● **Written task**
Copy every line of the material below word for word.

### Record excerpts ###

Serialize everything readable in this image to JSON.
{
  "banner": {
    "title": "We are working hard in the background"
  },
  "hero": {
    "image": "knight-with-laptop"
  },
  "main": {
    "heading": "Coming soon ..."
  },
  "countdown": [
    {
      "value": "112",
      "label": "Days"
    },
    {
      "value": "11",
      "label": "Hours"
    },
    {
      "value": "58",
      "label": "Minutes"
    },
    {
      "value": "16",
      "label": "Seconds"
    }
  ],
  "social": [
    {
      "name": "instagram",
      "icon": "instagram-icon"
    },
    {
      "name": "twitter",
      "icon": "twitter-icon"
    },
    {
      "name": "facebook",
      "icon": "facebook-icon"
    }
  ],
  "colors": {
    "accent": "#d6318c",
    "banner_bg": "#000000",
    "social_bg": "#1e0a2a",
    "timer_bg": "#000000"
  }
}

###

● **Output of the task**
Serialize everything readable in this image to JSON.
{
  "banner": {
    "title": "We are working hard in the background"
  },
  "hero": {
    "image": "knight-with-laptop"
  },
  "main": {
    "heading": "Coming soon ..."
  },
  "countdown": [
    {
      "value": "112",
      "label": "Days"
    },
    {
      "value": "11",
      "label": "Hours"
    },
    {
      "value": "58",
      "label": "Minutes"
    },
    {
      "value": "16",
      "label": "Seconds"
    }
  ],
  "social": [
    {
      "name": "instagram",
      "icon": "instagram-icon"
    },
    {
      "name": "twitter",
      "icon": "twitter-icon"
    },
    {
      "name": "facebook",
      "icon": "facebook-icon"
    }
  ],
  "colors": {
    "accent": "#d6318c",
    "banner_bg": "#000000",
    "social_bg": "#1e0a2a",
    "timer_bg": "#000000"
  }
}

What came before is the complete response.